# [WRITTEN REQUEST]
Every entry that follows needs to be repeated exactly.

# [DATA SUPPLIED]
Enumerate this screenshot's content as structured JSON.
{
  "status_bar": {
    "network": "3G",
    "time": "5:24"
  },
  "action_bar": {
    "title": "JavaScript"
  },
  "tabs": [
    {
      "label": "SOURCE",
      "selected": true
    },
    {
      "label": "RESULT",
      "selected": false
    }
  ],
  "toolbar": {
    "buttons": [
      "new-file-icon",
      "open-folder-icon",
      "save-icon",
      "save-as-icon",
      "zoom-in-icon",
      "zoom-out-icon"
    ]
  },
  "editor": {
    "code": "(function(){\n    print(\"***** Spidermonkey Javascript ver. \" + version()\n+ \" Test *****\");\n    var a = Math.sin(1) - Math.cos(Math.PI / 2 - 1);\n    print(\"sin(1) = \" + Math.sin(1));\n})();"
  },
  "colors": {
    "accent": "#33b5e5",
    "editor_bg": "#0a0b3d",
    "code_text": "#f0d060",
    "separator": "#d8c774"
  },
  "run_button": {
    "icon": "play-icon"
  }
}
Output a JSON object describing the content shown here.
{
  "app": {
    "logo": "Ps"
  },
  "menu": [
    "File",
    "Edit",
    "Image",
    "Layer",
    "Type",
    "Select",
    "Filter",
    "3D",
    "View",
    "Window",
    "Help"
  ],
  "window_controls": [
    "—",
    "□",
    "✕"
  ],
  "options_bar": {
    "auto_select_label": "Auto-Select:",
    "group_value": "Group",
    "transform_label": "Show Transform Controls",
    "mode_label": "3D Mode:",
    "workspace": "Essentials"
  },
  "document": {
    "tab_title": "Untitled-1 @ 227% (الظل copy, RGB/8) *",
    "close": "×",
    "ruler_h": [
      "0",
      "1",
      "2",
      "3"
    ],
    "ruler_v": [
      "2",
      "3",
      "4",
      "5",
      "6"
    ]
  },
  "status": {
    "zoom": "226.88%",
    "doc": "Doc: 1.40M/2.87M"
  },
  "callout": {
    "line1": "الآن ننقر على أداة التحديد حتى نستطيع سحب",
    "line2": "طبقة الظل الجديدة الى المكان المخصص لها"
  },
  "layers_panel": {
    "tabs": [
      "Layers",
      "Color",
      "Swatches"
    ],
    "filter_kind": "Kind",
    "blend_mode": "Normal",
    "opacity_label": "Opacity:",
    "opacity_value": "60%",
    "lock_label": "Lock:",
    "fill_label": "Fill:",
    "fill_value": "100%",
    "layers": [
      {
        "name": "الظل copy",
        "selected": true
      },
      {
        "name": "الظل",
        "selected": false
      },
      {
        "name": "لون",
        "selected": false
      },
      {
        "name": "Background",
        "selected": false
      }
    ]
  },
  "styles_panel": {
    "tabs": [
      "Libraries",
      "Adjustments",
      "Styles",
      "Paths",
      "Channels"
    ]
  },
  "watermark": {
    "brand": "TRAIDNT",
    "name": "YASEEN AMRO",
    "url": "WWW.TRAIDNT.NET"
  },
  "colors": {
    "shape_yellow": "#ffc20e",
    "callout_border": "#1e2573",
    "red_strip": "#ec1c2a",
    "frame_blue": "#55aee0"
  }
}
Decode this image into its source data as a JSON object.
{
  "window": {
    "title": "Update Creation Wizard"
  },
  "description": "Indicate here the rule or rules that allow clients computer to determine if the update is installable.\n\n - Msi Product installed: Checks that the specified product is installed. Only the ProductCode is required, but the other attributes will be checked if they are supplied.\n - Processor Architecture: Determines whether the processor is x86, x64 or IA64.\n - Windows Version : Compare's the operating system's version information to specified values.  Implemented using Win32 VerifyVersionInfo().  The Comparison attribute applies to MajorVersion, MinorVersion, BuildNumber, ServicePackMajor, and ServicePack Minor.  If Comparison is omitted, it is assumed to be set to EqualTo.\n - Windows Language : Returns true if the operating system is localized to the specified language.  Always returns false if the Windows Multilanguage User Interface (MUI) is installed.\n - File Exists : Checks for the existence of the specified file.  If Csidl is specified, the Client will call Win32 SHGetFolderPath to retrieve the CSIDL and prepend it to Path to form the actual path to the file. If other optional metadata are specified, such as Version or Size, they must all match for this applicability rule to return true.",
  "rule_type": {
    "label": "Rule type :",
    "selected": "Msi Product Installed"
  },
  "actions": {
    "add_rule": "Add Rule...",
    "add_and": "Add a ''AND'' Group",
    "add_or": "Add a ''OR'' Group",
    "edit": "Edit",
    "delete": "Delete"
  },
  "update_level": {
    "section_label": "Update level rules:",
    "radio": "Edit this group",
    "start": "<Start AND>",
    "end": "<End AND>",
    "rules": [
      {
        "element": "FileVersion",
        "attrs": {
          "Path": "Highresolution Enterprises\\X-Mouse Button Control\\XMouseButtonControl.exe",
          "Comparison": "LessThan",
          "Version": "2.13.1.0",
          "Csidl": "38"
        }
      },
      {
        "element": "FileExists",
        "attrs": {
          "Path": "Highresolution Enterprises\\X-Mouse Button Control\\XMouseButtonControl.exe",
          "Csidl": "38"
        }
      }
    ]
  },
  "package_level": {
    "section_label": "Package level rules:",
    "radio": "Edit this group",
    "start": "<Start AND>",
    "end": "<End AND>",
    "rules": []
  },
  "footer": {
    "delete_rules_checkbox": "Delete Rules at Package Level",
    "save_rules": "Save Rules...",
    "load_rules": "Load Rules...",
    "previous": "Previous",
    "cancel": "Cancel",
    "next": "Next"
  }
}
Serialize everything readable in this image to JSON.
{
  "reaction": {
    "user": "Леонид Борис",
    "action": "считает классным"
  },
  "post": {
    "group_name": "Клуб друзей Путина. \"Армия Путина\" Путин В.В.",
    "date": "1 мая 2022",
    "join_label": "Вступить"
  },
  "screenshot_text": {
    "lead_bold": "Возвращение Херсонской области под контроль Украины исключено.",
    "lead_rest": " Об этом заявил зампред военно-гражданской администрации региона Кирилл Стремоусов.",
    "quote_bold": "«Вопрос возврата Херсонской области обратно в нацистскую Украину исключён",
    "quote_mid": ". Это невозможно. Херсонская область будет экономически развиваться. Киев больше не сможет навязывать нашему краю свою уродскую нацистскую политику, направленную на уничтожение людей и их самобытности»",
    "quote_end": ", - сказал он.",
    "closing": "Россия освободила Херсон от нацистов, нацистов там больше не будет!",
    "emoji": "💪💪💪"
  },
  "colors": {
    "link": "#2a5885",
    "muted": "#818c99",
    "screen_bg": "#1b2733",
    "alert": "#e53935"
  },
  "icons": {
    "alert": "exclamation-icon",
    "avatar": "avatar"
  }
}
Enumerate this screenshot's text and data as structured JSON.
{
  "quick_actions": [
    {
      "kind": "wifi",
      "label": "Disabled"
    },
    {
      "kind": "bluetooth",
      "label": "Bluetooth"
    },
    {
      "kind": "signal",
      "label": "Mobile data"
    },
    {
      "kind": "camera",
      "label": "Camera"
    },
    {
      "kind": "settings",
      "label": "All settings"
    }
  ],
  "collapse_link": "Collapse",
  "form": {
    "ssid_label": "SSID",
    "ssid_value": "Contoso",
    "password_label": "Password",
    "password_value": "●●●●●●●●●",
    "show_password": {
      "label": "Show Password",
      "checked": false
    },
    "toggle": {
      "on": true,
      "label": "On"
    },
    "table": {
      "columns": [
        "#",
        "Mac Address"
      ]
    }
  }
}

# [RESPONSE BELOW]
Enumerate this screenshot's content as structured JSON.
{
  "status_bar": {
    "network": "3G",
    "time": "5:24"
  },
  "action_bar": {
    "title": "JavaScript"
  },
  "tabs": [
    {
      "label": "SOURCE",
      "selected": true
    },
    {
      "label": "RESULT",
      "selected": false
    }
  ],
  "toolbar": {
    "buttons": [
      "new-file-icon",
      "open-folder-icon",
      "save-icon",
      "save-as-icon",
      "zoom-in-icon",
      "zoom-out-icon"
    ]
  },
  "editor": {
    "code": "(function(){\n    print(\"***** Spidermonkey Javascript ver. \" + version()\n+ \" Test *****\");\n    var a = Math.sin(1) - Math.cos(Math.PI / 2 - 1);\n    print(\"sin(1) = \" + Math.sin(1));\n})();"
  },
  "colors": {
    "accent": "#33b5e5",
    "editor_bg": "#0a0b3d",
    "code_text": "#f0d060",
    "separator": "#d8c774"
  },
  "run_button": {
    "icon": "play-icon"
  }
}
Output a JSON object describing the content shown here.
{
  "app": {
    "logo": "Ps"
  },
  "menu": [
    "File",
    "Edit",
    "Image",
    "Layer",
    "Type",
    "Select",
    "Filter",
    "3D",
    "View",
    "Window",
    "Help"
  ],
  "window_controls": [
    "—",
    "□",
    "✕"
  ],
  "options_bar": {
    "auto_select_label": "Auto-Select:",
    "group_value": "Group",
    "transform_label": "Show Transform Controls",
    "mode_label": "3D Mode:",
    "workspace": "Essentials"
  },
  "document": {
    "tab_title": "Untitled-1 @ 227% (الظل copy, RGB/8) *",
    "close": "×",
    "ruler_h": [
      "0",
      "1",
      "2",
      "3"
    ],
    "ruler_v": [
      "2",
      "3",
      "4",
      "5",
      "6"
    ]
  },
  "status": {
    "zoom": "226.88%",
    "doc": "Doc: 1.40M/2.87M"
  },
  "callout": {
    "line1": "الآن ننقر على أداة التحديد حتى نستطيع سحب",
    "line2": "طبقة الظل الجديدة الى المكان المخصص لها"
  },
  "layers_panel": {
    "tabs": [
      "Layers",
      "Color",
      "Swatches"
    ],
    "filter_kind": "Kind",
    "blend_mode": "Normal",
    "opacity_label": "Opacity:",
    "opacity_value": "60%",
    "lock_label": "Lock:",
    "fill_label": "Fill:",
    "fill_value": "100%",
    "layers": [
      {
        "name": "الظل copy",
        "selected": true
      },
      {
        "name": "الظل",
        "selected": false
      },
      {
        "name": "لون",
        "selected": false
      },
      {
        "name": "Background",
        "selected": false
      }
    ]
  },
  "styles_panel": {
    "tabs": [
      "Libraries",
      "Adjustments",
      "Styles",
      "Paths",
      "Channels"
    ]
  },
  "watermark": {
    "brand": "TRAIDNT",
    "name": "YASEEN AMRO",
    "url": "WWW.TRAIDNT.NET"
  },
  "colors": {
    "shape_yellow": "#ffc20e",
    "callout_border": "#1e2573",
    "red_strip": "#ec1c2a",
    "frame_blue": "#55aee0"
  }
}
Decode this image into its source data as a JSON object.
{
  "window": {
    "title": "Update Creation Wizard"
  },
  "description": "Indicate here the rule or rules that allow clients computer to determine if the update is installable.\n\n - Msi Product installed: Checks that the specified product is installed. Only the ProductCode is required, but the other attributes will be checked if they are supplied.\n - Processor Architecture: Determines whether the processor is x86, x64 or IA64.\n - Windows Version : Compare's the operating system's version information to specified values.  Implemented using Win32 VerifyVersionInfo().  The Comparison attribute applies to MajorVersion, MinorVersion, BuildNumber, ServicePackMajor, and ServicePack Minor.  If Comparison is omitted, it is assumed to be set to EqualTo.\n - Windows Language : Returns true if the operating system is localized to the specified language.  Always returns false if the Windows Multilanguage User Interface (MUI) is installed.\n - File Exists : Checks for the existence of the specified file.  If Csidl is specified, the Client will call Win32 SHGetFolderPath to retrieve the CSIDL and prepend it to Path to form the actual path to the file. If other optional metadata are specified, such as Version or Size, they must all match for this applicability rule to return true.",
  "rule_type": {
    "label": "Rule type :",
    "selected": "Msi Product Installed"
  },
  "actions": {
    "add_rule": "Add Rule...",
    "add_and": "Add a ''AND'' Group",
    "add_or": "Add a ''OR'' Group",
    "edit": "Edit",
    "delete": "Delete"
  },
  "update_level": {
    "section_label": "Update level rules:",
    "radio": "Edit this group",
    "start": "<Start AND>",
    "end": "<End AND>",
    "rules": [
      {
        "element": "FileVersion",
        "attrs": {
          "Path": "Highresolution Enterprises\\X-Mouse Button Control\\XMouseButtonControl.exe",
          "Comparison": "LessThan",
          "Version": "2.13.1.0",
          "Csidl": "38"
        }
      },
      {
        "element": "FileExists",
        "attrs": {
          "Path": "Highresolution Enterprises\\X-Mouse Button Control\\XMouseButtonControl.exe",
          "Csidl": "38"
        }
      }
    ]
  },
  "package_level": {
    "section_label": "Package level rules:",
    "radio": "Edit this group",
    "start": "<Start AND>",
    "end": "<End AND>",
    "rules": []
  },
  "footer": {
    "delete_rules_checkbox": "Delete Rules at Package Level",
    "save_rules": "Save Rules...",
    "load_rules": "Load Rules...",
    "previous": "Previous",
    "cancel": "Cancel",
    "next": "Next"
  }
}
Serialize everything readable in this image to JSON.
{
  "reaction": {
    "user": "Леонид Борис",
    "action": "считает классным"
  },
  "post": {
    "group_name": "Клуб друзей Путина. \"Армия Путина\" Путин В.В.",
    "date": "1 мая 2022",
    "join_label": "Вступить"
  },
  "screenshot_text": {
    "lead_bold": "Возвращение Херсонской области под контроль Украины исключено.",
    "lead_rest": " Об этом заявил зампред военно-гражданской администрации региона Кирилл Стремоусов.",
    "quote_bold": "«Вопрос возврата Херсонской области обратно в нацистскую Украину исключён",
    "quote_mid": ". Это невозможно. Херсонская область будет экономически развиваться. Киев больше не сможет навязывать нашему краю свою уродскую нацистскую политику, направленную на уничтожение людей и их самобытности»",
    "quote_end": ", - сказал он.",
    "closing": "Россия освободила Херсон от нацистов, нацистов там больше не будет!",
    "emoji": "💪💪💪"
  },
  "colors": {
    "link": "#2a5885",
    "muted": "#818c99",
    "screen_bg": "#1b2733",
    "alert": "#e53935"
  },
  "icons": {
    "alert": "exclamation-icon",
    "avatar": "avatar"
  }
}
Enumerate this screenshot's text and data as structured JSON.
{
  "quick_actions": [
    {
      "kind": "wifi",
      "label": "Disabled"
    },
    {
      "kind": "bluetooth",
      "label": "Bluetooth"
    },
    {
      "kind": "signal",
      "label": "Mobile data"
    },
    {
      "kind": "camera",
      "label": "Camera"
    },
    {
      "kind": "settings",
      "label": "All settings"
    }
  ],
  "collapse_link": "Collapse",
  "form": {
    "ssid_label": "SSID",
    "ssid_value": "Contoso",
    "password_label": "Password",
    "password_value": "●●●●●●●●●",
    "show_password": {
      "label": "Show Password",
      "checked": false
    },
    "toggle": {
      "on": true,
      "label": "On"
    },
    "table": {
      "columns": [
        "#",
        "Mac Address"
      ]
    }
  }
}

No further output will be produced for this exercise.